(Datensätze)
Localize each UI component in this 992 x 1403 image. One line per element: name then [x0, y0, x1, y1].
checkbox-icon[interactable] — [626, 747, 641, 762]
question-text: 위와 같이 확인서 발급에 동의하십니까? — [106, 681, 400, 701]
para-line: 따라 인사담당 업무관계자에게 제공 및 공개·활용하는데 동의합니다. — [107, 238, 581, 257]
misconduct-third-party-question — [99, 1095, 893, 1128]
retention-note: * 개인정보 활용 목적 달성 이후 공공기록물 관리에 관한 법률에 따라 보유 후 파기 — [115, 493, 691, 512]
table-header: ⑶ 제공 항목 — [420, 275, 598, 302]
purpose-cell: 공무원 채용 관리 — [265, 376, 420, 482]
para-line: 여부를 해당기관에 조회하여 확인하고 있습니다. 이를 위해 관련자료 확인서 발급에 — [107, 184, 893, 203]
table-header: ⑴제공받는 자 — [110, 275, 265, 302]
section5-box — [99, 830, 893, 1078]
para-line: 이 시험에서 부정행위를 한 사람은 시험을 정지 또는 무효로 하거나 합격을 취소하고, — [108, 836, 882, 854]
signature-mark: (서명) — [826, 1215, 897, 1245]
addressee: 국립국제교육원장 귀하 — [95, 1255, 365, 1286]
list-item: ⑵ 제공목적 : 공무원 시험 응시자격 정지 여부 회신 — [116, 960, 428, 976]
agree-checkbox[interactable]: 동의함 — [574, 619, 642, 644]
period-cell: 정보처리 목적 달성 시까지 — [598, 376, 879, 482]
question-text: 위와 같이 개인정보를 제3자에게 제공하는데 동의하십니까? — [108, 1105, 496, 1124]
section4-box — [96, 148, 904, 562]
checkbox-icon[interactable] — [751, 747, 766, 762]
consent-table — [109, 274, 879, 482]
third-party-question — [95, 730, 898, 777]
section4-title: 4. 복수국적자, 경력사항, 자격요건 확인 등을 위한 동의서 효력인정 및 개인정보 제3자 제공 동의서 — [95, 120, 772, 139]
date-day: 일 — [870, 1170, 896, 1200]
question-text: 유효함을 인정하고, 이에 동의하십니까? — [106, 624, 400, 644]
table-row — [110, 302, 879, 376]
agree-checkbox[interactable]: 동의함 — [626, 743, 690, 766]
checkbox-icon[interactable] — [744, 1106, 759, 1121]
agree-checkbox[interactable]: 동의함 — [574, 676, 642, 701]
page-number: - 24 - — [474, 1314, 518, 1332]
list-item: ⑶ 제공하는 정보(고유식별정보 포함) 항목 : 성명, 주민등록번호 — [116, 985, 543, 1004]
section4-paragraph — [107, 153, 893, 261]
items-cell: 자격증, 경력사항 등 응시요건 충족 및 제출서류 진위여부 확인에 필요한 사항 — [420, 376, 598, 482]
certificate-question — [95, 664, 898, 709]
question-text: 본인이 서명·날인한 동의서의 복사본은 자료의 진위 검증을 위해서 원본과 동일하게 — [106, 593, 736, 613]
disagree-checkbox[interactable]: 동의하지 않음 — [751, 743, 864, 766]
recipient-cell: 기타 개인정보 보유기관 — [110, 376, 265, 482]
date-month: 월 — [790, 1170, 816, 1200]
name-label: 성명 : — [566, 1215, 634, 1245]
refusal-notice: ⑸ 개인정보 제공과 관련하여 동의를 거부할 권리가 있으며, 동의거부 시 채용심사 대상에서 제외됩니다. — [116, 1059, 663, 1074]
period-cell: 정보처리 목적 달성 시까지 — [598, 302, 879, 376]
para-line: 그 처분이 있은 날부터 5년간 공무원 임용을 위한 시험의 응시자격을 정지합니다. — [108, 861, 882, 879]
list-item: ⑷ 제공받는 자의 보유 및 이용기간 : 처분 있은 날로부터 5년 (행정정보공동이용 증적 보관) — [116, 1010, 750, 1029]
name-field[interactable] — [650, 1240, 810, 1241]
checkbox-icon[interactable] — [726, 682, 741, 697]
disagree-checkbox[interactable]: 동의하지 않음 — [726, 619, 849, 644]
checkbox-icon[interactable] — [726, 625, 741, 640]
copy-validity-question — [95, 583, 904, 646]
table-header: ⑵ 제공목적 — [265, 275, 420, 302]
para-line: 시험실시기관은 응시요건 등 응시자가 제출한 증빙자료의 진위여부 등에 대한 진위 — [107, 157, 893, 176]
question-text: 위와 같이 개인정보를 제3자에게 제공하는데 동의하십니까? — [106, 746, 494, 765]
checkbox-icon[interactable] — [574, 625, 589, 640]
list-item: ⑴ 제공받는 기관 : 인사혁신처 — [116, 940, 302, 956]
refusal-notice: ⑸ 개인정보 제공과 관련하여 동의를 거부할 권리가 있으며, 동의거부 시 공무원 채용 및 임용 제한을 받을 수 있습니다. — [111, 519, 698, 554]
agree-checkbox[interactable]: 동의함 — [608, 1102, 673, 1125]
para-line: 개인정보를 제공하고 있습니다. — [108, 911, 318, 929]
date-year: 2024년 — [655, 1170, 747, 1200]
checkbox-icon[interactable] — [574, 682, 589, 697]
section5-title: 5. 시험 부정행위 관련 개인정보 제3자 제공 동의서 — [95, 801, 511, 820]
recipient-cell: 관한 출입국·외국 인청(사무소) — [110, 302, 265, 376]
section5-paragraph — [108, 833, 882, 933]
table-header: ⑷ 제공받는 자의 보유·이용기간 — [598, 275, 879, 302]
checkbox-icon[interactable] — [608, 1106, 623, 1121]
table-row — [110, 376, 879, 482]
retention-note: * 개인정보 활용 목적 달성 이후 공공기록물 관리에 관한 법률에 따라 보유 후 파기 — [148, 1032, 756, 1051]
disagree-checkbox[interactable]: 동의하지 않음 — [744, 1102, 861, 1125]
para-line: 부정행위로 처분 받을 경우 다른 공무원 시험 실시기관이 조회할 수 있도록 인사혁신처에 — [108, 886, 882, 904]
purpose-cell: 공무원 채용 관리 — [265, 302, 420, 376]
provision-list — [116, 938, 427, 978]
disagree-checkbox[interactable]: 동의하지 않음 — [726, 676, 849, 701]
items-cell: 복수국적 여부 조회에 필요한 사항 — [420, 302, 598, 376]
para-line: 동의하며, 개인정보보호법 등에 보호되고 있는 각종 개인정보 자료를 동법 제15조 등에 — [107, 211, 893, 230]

## Aufgabe im Detail
Zitiere sämtliche Zeilen oben Wort für Wort.

## Vollständige Antwort
Localize each UI component in this 992 x 1403 image. One line per element: name then [x0, y0, x1, y1].
checkbox-icon[interactable] — [626, 747, 641, 762]
question-text: 위와 같이 확인서 발급에 동의하십니까? — [106, 681, 400, 701]
para-line: 따라 인사담당 업무관계자에게 제공 및 공개·활용하는데 동의합니다. — [107, 238, 581, 257]
misconduct-third-party-question — [99, 1095, 893, 1128]
retention-note: * 개인정보 활용 목적 달성 이후 공공기록물 관리에 관한 법률에 따라 보유 후 파기 — [115, 493, 691, 512]
table-header: ⑶ 제공 항목 — [420, 275, 598, 302]
purpose-cell: 공무원 채용 관리 — [265, 376, 420, 482]
para-line: 여부를 해당기관에 조회하여 확인하고 있습니다. 이를 위해 관련자료 확인서 발급에 — [107, 184, 893, 203]
table-header: ⑴제공받는 자 — [110, 275, 265, 302]
section5-box — [99, 830, 893, 1078]
para-line: 이 시험에서 부정행위를 한 사람은 시험을 정지 또는 무효로 하거나 합격을 취소하고, — [108, 836, 882, 854]
signature-mark: (서명) — [826, 1215, 897, 1245]
addressee: 국립국제교육원장 귀하 — [95, 1255, 365, 1286]
list-item: ⑵ 제공목적 : 공무원 시험 응시자격 정지 여부 회신 — [116, 960, 428, 976]
agree-checkbox[interactable]: 동의함 — [574, 619, 642, 644]
period-cell: 정보처리 목적 달성 시까지 — [598, 376, 879, 482]
question-text: 위와 같이 개인정보를 제3자에게 제공하는데 동의하십니까? — [108, 1105, 496, 1124]
section4-box — [96, 148, 904, 562]
checkbox-icon[interactable] — [751, 747, 766, 762]
consent-table — [109, 274, 879, 482]
third-party-question — [95, 730, 898, 777]
section4-title: 4. 복수국적자, 경력사항, 자격요건 확인 등을 위한 동의서 효력인정 및 개인정보 제3자 제공 동의서 — [95, 120, 772, 139]
date-day: 일 — [870, 1170, 896, 1200]
question-text: 유효함을 인정하고, 이에 동의하십니까? — [106, 624, 400, 644]
table-row — [110, 302, 879, 376]
agree-checkbox[interactable]: 동의함 — [626, 743, 690, 766]
checkbox-icon[interactable] — [744, 1106, 759, 1121]
agree-checkbox[interactable]: 동의함 — [574, 676, 642, 701]
page-number: - 24 - — [474, 1314, 518, 1332]
list-item: ⑶ 제공하는 정보(고유식별정보 포함) 항목 : 성명, 주민등록번호 — [116, 985, 543, 1004]
section4-paragraph — [107, 153, 893, 261]
items-cell: 자격증, 경력사항 등 응시요건 충족 및 제출서류 진위여부 확인에 필요한 사항 — [420, 376, 598, 482]
certificate-question — [95, 664, 898, 709]
question-text: 본인이 서명·날인한 동의서의 복사본은 자료의 진위 검증을 위해서 원본과 동일하게 — [106, 593, 736, 613]
disagree-checkbox[interactable]: 동의하지 않음 — [751, 743, 864, 766]
recipient-cell: 기타 개인정보 보유기관 — [110, 376, 265, 482]
date-month: 월 — [790, 1170, 816, 1200]
name-label: 성명 : — [566, 1215, 634, 1245]
refusal-notice: ⑸ 개인정보 제공과 관련하여 동의를 거부할 권리가 있으며, 동의거부 시 채용심사 대상에서 제외됩니다. — [116, 1059, 663, 1074]
period-cell: 정보처리 목적 달성 시까지 — [598, 302, 879, 376]
para-line: 그 처분이 있은 날부터 5년간 공무원 임용을 위한 시험의 응시자격을 정지합니다. — [108, 861, 882, 879]
list-item: ⑷ 제공받는 자의 보유 및 이용기간 : 처분 있은 날로부터 5년 (행정정보공동이용 증적 보관) — [116, 1010, 750, 1029]
name-field[interactable] — [650, 1240, 810, 1241]
checkbox-icon[interactable] — [726, 682, 741, 697]
disagree-checkbox[interactable]: 동의하지 않음 — [726, 619, 849, 644]
checkbox-icon[interactable] — [726, 625, 741, 640]
copy-validity-question — [95, 583, 904, 646]
table-header: ⑵ 제공목적 — [265, 275, 420, 302]
para-line: 시험실시기관은 응시요건 등 응시자가 제출한 증빙자료의 진위여부 등에 대한 진위 — [107, 157, 893, 176]
question-text: 위와 같이 개인정보를 제3자에게 제공하는데 동의하십니까? — [106, 746, 494, 765]
checkbox-icon[interactable] — [574, 625, 589, 640]
list-item: ⑴ 제공받는 기관 : 인사혁신처 — [116, 940, 302, 956]
refusal-notice: ⑸ 개인정보 제공과 관련하여 동의를 거부할 권리가 있으며, 동의거부 시 공무원 채용 및 임용 제한을 받을 수 있습니다. — [111, 519, 698, 554]
agree-checkbox[interactable]: 동의함 — [608, 1102, 673, 1125]
para-line: 개인정보를 제공하고 있습니다. — [108, 911, 318, 929]
date-year: 2024년 — [655, 1170, 747, 1200]
checkbox-icon[interactable] — [574, 682, 589, 697]
section5-title: 5. 시험 부정행위 관련 개인정보 제3자 제공 동의서 — [95, 801, 511, 820]
recipient-cell: 관한 출입국·외국 인청(사무소) — [110, 302, 265, 376]
section5-paragraph — [108, 833, 882, 933]
table-header: ⑷ 제공받는 자의 보유·이용기간 — [598, 275, 879, 302]
checkbox-icon[interactable] — [608, 1106, 623, 1121]
table-row — [110, 376, 879, 482]
retention-note: * 개인정보 활용 목적 달성 이후 공공기록물 관리에 관한 법률에 따라 보유 후 파기 — [148, 1032, 756, 1051]
disagree-checkbox[interactable]: 동의하지 않음 — [744, 1102, 861, 1125]
para-line: 부정행위로 처분 받을 경우 다른 공무원 시험 실시기관이 조회할 수 있도록 인사혁신처에 — [108, 886, 882, 904]
purpose-cell: 공무원 채용 관리 — [265, 302, 420, 376]
provision-list — [116, 938, 427, 978]
disagree-checkbox[interactable]: 동의하지 않음 — [726, 676, 849, 701]
items-cell: 복수국적 여부 조회에 필요한 사항 — [420, 302, 598, 376]
para-line: 동의하며, 개인정보보호법 등에 보호되고 있는 각종 개인정보 자료를 동법 제15조 등에 — [107, 211, 893, 230]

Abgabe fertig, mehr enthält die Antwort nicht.